#### DATA FOR THIS TASK:
++++++

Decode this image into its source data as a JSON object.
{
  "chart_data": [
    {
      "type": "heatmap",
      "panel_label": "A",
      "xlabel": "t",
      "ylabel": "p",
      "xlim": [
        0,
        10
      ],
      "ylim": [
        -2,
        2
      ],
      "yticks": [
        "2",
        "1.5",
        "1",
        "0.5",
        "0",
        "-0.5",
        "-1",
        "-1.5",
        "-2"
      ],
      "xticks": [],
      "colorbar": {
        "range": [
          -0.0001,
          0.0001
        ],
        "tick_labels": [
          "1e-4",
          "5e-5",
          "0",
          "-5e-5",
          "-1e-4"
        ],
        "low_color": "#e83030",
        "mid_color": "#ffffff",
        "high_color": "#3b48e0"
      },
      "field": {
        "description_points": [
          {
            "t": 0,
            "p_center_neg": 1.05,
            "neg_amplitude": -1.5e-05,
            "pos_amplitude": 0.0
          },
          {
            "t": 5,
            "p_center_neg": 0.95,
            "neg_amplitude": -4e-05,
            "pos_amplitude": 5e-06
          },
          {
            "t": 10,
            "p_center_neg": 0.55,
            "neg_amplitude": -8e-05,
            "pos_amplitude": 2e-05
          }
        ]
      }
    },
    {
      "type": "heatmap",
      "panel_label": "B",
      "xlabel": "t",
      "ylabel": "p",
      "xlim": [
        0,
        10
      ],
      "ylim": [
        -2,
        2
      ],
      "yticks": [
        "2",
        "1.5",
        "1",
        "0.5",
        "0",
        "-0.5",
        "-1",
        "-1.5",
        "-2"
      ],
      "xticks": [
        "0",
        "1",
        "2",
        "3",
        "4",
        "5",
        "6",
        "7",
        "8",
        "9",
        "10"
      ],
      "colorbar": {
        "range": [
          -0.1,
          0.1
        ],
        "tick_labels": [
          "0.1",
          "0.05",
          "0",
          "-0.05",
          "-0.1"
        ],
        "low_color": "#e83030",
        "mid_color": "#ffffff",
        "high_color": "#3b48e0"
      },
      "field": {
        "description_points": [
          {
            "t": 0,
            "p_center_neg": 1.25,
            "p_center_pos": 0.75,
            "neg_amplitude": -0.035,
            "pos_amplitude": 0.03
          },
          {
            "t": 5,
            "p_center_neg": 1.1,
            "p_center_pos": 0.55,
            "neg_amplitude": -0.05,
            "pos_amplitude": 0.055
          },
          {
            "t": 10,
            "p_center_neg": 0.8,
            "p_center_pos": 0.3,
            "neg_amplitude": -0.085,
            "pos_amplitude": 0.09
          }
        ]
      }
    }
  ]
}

++++++

#### EXERCISE DESCRIPTION:
Would you give the material above again, complete and exact?

#### SOLVED EXERCISE:
Decode this image into its source data as a JSON object.
{
  "chart_data": [
    {
      "type": "heatmap",
      "panel_label": "A",
      "xlabel": "t",
      "ylabel": "p",
      "xlim": [
        0,
        10
      ],
      "ylim": [
        -2,
        2
      ],
      "yticks": [
        "2",
        "1.5",
        "1",
        "0.5",
        "0",
        "-0.5",
        "-1",
        "-1.5",
        "-2"
      ],
      "xticks": [],
      "colorbar": {
        "range": [
          -0.0001,
          0.0001
        ],
        "tick_labels": [
          "1e-4",
          "5e-5",
          "0",
          "-5e-5",
          "-1e-4"
        ],
        "low_color": "#e83030",
        "mid_color": "#ffffff",
        "high_color": "#3b48e0"
      },
      "field": {
        "description_points": [
          {
            "t": 0,
            "p_center_neg": 1.05,
            "neg_amplitude": -1.5e-05,
            "pos_amplitude": 0.0
          },
          {
            "t": 5,
            "p_center_neg": 0.95,
            "neg_amplitude": -4e-05,
            "pos_amplitude": 5e-06
          },
          {
            "t": 10,
            "p_center_neg": 0.55,
            "neg_amplitude": -8e-05,
            "pos_amplitude": 2e-05
          }
        ]
      }
    },
    {
      "type": "heatmap",
      "panel_label": "B",
      "xlabel": "t",
      "ylabel": "p",
      "xlim": [
        0,
        10
      ],
      "ylim": [
        -2,
        2
      ],
      "yticks": [
        "2",
        "1.5",
        "1",
        "0.5",
        "0",
        "-0.5",
        "-1",
        "-1.5",
        "-2"
      ],
      "xticks": [
        "0",
        "1",
        "2",
        "3",
        "4",
        "5",
        "6",
        "7",
        "8",
        "9",
        "10"
      ],
      "colorbar": {
        "range": [
          -0.1,
          0.1
        ],
        "tick_labels": [
          "0.1",
          "0.05",
          "0",
          "-0.05",
          "-0.1"
        ],
        "low_color": "#e83030",
        "mid_color": "#ffffff",
        "high_color": "#3b48e0"
      },
      "field": {
        "description_points": [
          {
            "t": 0,
            "p_center_neg": 1.25,
            "p_center_pos": 0.75,
            "neg_amplitude": -0.035,
            "pos_amplitude": 0.03
          },
          {
            "t": 5,
            "p_center_neg": 1.1,
            "p_center_pos": 0.55,
            "neg_amplitude": -0.05,
            "pos_amplitude": 0.055
          },
          {
            "t": 10,
            "p_center_neg": 0.8,
            "p_center_pos": 0.3,
            "neg_amplitude": -0.085,
            "pos_amplitude": 0.09
          }
        ]
      }
    }
  ]
}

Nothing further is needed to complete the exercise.